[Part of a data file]
▬▬▬▬▬▬▬▬▬▬
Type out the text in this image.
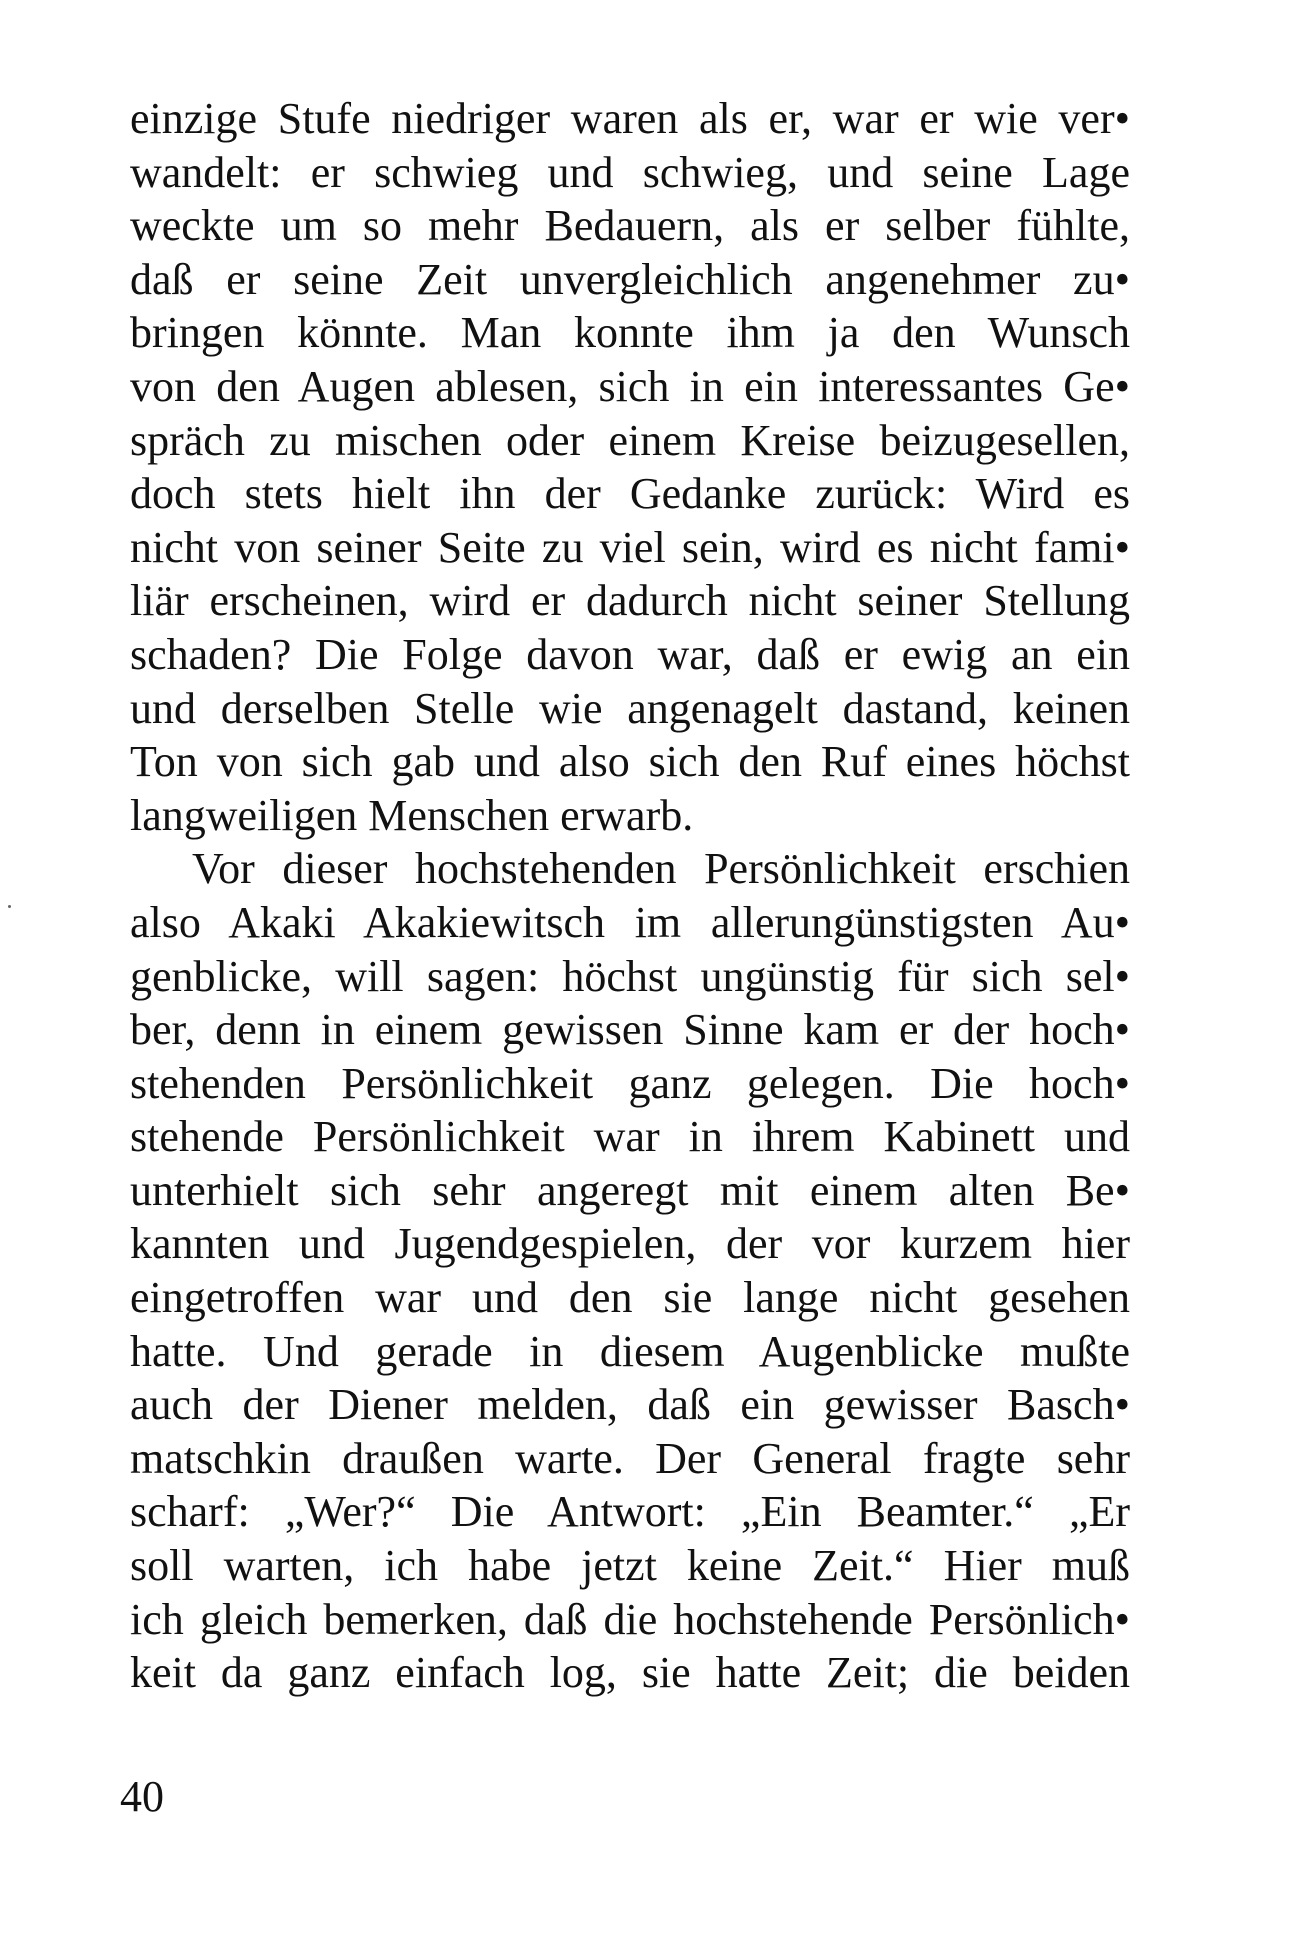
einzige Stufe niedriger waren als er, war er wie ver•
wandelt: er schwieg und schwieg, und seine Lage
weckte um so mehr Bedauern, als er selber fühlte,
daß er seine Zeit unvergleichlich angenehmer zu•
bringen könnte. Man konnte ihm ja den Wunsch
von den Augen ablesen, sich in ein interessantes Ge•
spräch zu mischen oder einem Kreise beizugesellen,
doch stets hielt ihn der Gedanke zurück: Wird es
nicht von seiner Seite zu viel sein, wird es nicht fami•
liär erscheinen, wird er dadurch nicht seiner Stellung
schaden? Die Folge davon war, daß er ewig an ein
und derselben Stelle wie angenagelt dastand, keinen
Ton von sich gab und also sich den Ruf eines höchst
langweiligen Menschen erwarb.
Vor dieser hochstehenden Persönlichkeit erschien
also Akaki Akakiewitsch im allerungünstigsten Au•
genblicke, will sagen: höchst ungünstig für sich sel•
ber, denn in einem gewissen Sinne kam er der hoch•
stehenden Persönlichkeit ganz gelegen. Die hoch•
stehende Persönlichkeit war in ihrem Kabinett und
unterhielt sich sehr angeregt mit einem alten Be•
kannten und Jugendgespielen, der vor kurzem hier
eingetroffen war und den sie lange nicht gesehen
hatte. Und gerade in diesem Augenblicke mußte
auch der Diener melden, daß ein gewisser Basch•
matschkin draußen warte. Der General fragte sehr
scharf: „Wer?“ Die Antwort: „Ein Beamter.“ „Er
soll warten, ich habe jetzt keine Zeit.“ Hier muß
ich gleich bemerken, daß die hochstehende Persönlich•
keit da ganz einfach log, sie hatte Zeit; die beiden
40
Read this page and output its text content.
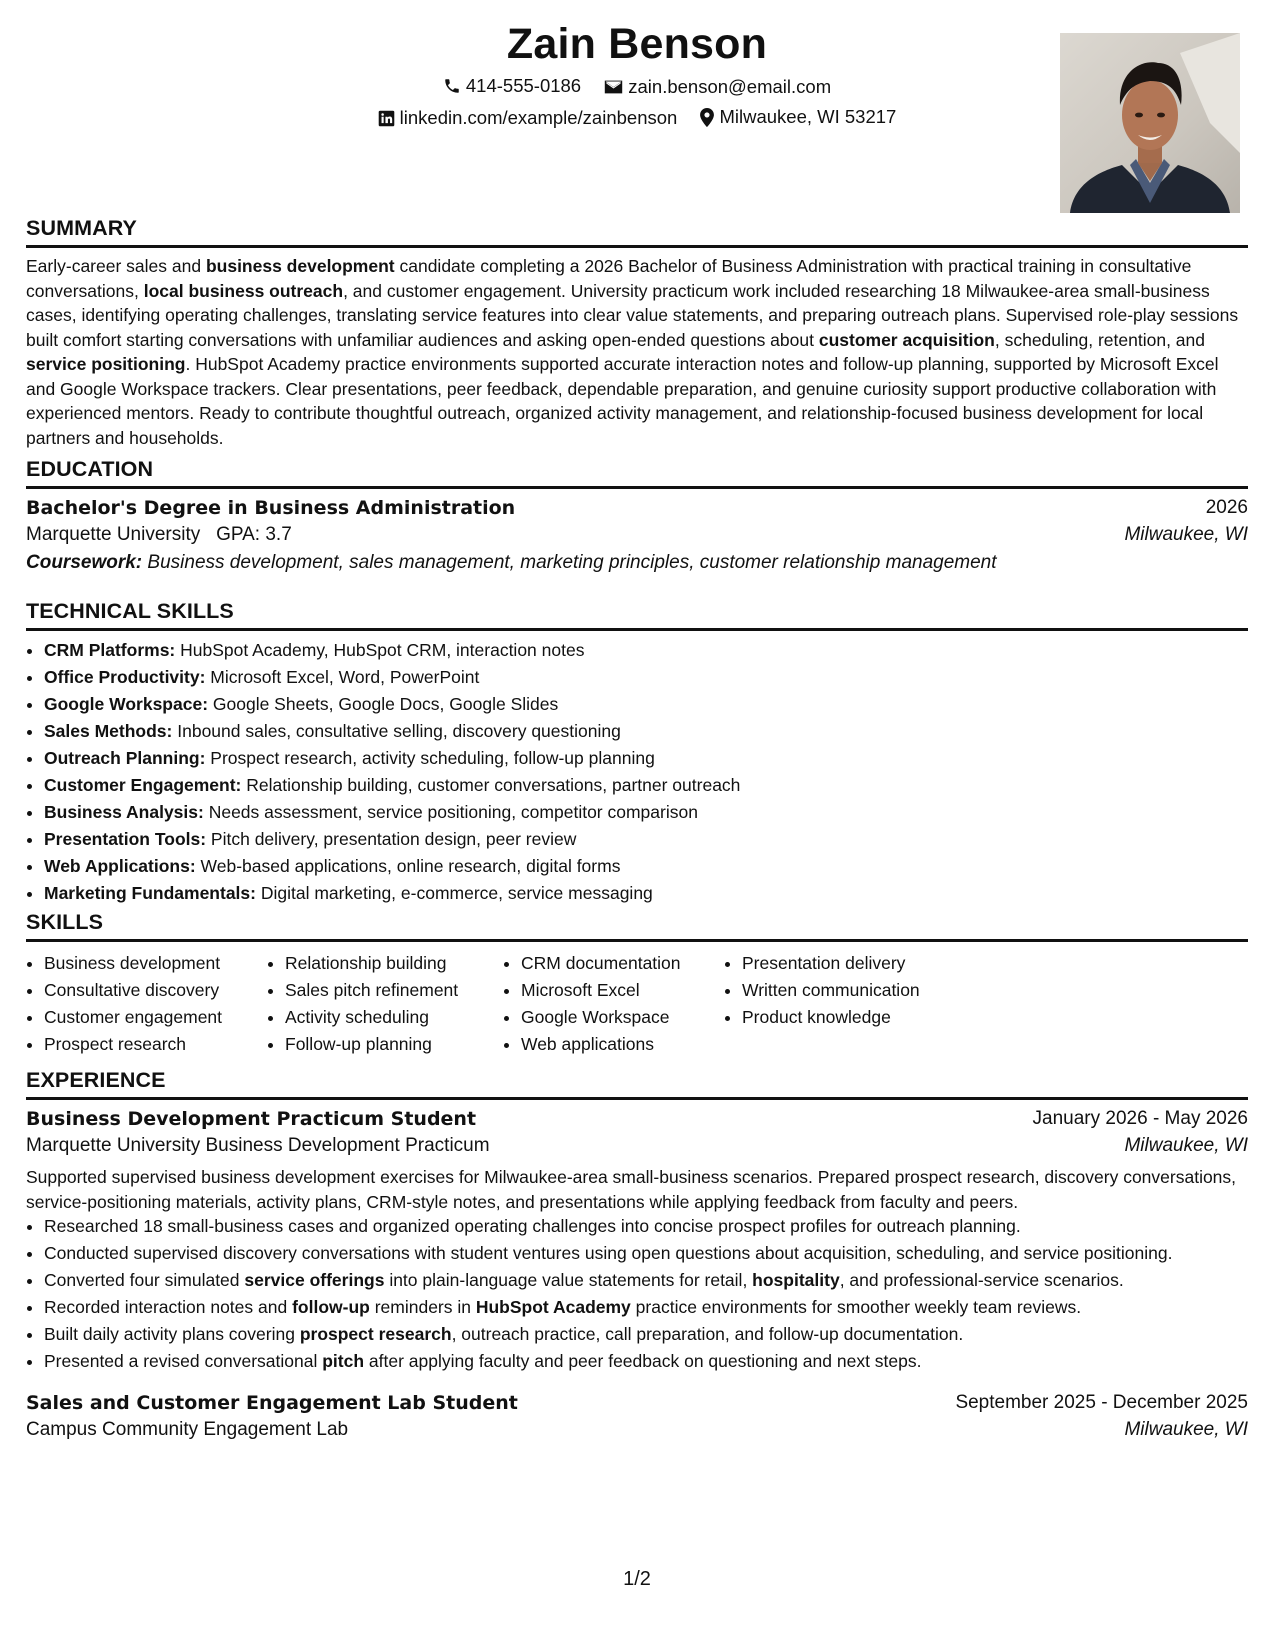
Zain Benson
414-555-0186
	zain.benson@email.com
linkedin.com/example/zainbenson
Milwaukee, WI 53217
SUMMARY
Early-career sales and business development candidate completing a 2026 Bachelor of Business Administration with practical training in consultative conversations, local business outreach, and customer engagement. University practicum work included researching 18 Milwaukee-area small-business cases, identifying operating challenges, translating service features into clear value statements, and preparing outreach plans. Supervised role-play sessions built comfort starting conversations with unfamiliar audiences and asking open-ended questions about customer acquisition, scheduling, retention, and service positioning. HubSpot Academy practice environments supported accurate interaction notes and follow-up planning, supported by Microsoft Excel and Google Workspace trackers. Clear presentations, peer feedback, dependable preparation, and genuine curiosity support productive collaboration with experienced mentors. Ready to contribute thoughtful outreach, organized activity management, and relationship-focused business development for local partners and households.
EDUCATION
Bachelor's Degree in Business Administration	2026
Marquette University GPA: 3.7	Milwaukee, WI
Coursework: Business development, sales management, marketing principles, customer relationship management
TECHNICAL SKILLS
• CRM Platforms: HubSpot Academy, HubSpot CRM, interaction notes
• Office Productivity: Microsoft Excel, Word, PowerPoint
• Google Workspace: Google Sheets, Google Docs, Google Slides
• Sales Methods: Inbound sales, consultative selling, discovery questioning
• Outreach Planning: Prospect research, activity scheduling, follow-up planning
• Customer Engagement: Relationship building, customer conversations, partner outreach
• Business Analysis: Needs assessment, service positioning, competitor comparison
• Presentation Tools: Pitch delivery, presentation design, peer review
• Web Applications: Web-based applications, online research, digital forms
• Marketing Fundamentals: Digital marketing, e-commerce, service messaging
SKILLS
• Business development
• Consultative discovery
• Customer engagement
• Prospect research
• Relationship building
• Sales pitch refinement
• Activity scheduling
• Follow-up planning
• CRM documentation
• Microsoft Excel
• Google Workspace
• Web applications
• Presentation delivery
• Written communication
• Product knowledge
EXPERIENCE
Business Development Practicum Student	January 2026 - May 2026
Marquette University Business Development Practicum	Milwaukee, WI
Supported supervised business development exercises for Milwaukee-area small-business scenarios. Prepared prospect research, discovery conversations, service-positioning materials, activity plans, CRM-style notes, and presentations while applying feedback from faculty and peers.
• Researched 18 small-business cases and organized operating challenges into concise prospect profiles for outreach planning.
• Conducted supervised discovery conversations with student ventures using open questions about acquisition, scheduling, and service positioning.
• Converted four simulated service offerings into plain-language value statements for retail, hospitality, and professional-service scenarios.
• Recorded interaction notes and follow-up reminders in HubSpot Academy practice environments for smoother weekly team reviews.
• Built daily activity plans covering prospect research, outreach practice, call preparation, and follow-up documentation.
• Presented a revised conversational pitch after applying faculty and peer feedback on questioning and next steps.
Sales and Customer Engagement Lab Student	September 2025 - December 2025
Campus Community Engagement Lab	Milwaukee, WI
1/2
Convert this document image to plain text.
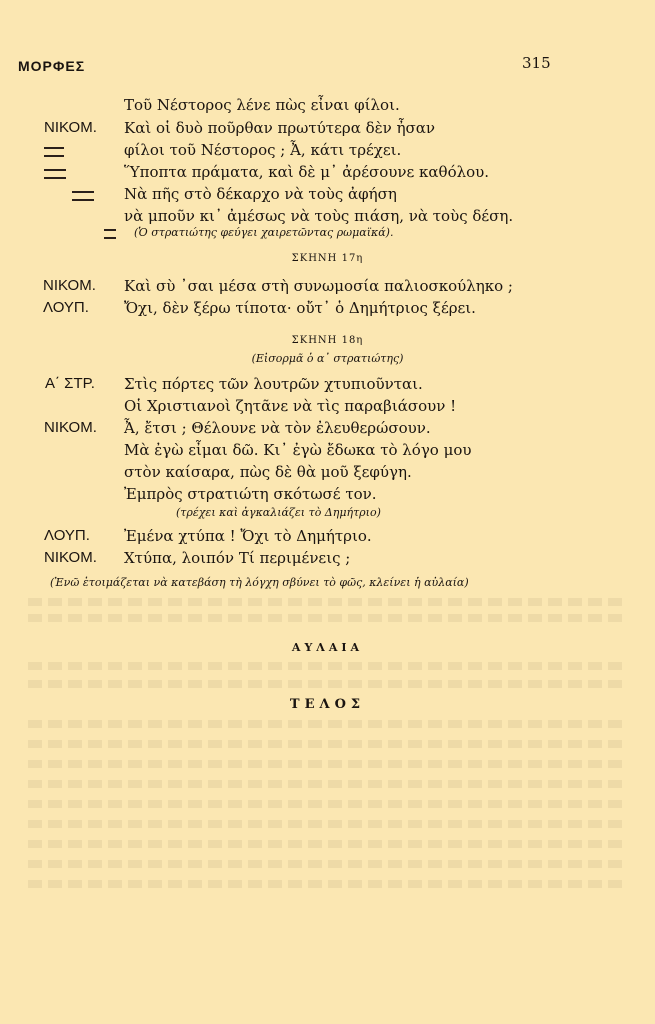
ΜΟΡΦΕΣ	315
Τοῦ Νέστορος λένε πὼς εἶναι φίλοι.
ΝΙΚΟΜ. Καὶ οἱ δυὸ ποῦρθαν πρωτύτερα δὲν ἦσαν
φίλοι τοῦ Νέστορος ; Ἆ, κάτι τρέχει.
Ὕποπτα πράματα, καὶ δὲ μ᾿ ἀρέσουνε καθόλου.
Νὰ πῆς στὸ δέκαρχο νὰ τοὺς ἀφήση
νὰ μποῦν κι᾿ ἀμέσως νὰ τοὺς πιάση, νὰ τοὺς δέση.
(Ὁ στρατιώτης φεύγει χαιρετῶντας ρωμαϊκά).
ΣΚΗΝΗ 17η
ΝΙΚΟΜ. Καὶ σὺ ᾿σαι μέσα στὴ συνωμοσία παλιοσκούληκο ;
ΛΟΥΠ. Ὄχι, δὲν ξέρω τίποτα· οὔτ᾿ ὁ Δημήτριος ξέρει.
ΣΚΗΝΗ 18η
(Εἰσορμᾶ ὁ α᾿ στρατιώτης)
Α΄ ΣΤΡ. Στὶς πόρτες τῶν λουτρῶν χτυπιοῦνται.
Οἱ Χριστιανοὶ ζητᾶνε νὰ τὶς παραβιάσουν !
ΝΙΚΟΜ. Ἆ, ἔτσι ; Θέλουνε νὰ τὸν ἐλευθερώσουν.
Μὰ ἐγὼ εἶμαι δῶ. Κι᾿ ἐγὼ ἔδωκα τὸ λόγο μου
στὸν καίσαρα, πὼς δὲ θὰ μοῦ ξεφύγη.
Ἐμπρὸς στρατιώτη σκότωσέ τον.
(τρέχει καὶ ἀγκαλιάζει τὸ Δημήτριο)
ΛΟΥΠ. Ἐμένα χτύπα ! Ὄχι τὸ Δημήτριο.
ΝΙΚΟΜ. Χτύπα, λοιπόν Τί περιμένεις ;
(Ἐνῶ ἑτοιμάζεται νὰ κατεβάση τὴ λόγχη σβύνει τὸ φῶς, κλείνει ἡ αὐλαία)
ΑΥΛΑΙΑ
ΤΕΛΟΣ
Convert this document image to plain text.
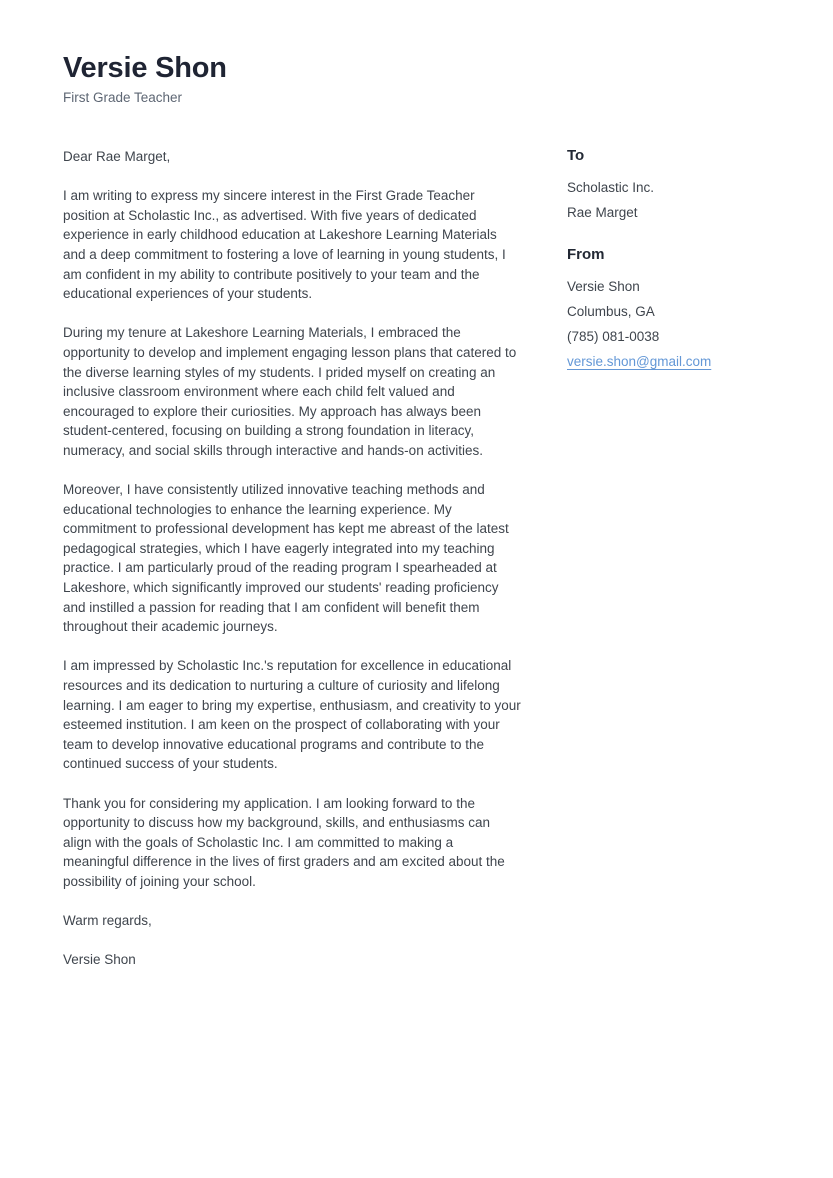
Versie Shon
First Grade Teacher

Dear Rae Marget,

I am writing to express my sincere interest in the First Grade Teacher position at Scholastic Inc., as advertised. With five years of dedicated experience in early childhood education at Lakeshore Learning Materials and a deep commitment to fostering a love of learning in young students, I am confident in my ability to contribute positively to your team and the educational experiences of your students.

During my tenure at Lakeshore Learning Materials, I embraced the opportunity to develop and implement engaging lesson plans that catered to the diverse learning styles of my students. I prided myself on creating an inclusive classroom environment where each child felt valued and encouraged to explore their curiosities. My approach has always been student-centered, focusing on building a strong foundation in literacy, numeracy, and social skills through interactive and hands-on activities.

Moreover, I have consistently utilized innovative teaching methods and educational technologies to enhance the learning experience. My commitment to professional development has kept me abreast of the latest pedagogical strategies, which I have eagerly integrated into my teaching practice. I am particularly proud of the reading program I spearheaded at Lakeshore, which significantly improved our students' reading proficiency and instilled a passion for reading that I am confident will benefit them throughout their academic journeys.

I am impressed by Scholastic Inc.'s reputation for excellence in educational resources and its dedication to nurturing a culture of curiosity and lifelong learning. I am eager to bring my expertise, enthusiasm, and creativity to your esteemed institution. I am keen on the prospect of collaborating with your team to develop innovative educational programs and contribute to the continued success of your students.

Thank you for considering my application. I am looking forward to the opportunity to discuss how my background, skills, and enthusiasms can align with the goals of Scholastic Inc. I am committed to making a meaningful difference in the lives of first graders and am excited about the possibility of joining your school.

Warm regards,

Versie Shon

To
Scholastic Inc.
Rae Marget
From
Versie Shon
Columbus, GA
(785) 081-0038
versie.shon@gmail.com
▬▬▬▬▬▬▬▬▬▬
**Exercise brief:**
Pick out the lines above containing the word "questioning", then copy them.

**Result for this task:**
• Sales Methods: Inbound sales, consultative selling, discovery questioning
• Presented a revised conversational pitch after applying faculty and peer feedback on questioning and next steps.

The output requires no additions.